**Prompt**.
Transcribe the records that follow, preserving every word.

**Data excerpts**.
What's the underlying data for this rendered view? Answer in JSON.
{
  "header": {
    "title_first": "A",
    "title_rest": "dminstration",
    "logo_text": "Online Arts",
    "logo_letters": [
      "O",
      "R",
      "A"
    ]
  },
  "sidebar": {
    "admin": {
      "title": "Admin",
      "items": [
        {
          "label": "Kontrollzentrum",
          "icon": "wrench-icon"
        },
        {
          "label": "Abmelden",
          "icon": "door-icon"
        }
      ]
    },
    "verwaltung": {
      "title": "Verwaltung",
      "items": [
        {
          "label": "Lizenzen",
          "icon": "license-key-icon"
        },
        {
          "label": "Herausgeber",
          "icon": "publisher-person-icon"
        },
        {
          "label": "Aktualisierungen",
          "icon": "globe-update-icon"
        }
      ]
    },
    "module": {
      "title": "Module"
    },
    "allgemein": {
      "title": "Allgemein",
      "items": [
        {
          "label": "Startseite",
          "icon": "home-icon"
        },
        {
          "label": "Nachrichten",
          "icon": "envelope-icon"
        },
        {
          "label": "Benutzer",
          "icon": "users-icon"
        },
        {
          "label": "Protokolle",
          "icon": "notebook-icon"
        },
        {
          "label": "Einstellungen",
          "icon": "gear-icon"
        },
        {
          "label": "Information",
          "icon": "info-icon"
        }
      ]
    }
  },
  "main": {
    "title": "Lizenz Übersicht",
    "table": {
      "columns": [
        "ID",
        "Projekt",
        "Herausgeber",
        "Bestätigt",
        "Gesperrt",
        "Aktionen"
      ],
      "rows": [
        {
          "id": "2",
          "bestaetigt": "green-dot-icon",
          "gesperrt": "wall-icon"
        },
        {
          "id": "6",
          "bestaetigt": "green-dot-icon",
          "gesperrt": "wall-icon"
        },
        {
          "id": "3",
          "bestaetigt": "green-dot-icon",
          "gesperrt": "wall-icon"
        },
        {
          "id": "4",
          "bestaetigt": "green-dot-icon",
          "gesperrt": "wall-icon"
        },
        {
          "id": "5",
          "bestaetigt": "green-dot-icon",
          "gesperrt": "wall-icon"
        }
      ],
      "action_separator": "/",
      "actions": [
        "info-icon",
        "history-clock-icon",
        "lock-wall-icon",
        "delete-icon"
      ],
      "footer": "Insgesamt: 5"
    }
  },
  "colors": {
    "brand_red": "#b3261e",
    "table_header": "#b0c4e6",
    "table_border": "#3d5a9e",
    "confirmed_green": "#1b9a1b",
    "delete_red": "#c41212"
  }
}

**Written response**.
What's the underlying data for this rendered view? Answer in JSON.
{
  "header": {
    "title_first": "A",
    "title_rest": "dminstration",
    "logo_text": "Online Arts",
    "logo_letters": [
      "O",
      "R",
      "A"
    ]
  },
  "sidebar": {
    "admin": {
      "title": "Admin",
      "items": [
        {
          "label": "Kontrollzentrum",
          "icon": "wrench-icon"
        },
        {
          "label": "Abmelden",
          "icon": "door-icon"
        }
      ]
    },
    "verwaltung": {
      "title": "Verwaltung",
      "items": [
        {
          "label": "Lizenzen",
          "icon": "license-key-icon"
        },
        {
          "label": "Herausgeber",
          "icon": "publisher-person-icon"
        },
        {
          "label": "Aktualisierungen",
          "icon": "globe-update-icon"
        }
      ]
    },
    "module": {
      "title": "Module"
    },
    "allgemein": {
      "title": "Allgemein",
      "items": [
        {
          "label": "Startseite",
          "icon": "home-icon"
        },
        {
          "label": "Nachrichten",
          "icon": "envelope-icon"
        },
        {
          "label": "Benutzer",
          "icon": "users-icon"
        },
        {
          "label": "Protokolle",
          "icon": "notebook-icon"
        },
        {
          "label": "Einstellungen",
          "icon": "gear-icon"
        },
        {
          "label": "Information",
          "icon": "info-icon"
        }
      ]
    }
  },
  "main": {
    "title": "Lizenz Übersicht",
    "table": {
      "columns": [
        "ID",
        "Projekt",
        "Herausgeber",
        "Bestätigt",
        "Gesperrt",
        "Aktionen"
      ],
      "rows": [
        {
          "id": "2",
          "bestaetigt": "green-dot-icon",
          "gesperrt": "wall-icon"
        },
        {
          "id": "6",
          "bestaetigt": "green-dot-icon",
          "gesperrt": "wall-icon"
        },
        {
          "id": "3",
          "bestaetigt": "green-dot-icon",
          "gesperrt": "wall-icon"
        },
        {
          "id": "4",
          "bestaetigt": "green-dot-icon",
          "gesperrt": "wall-icon"
        },
        {
          "id": "5",
          "bestaetigt": "green-dot-icon",
          "gesperrt": "wall-icon"
        }
      ],
      "action_separator": "/",
      "actions": [
        "info-icon",
        "history-clock-icon",
        "lock-wall-icon",
        "delete-icon"
      ],
      "footer": "Insgesamt: 5"
    }
  },
  "colors": {
    "brand_red": "#b3261e",
    "table_header": "#b0c4e6",
    "table_border": "#3d5a9e",
    "confirmed_green": "#1b9a1b",
    "delete_red": "#c41212"
  }
}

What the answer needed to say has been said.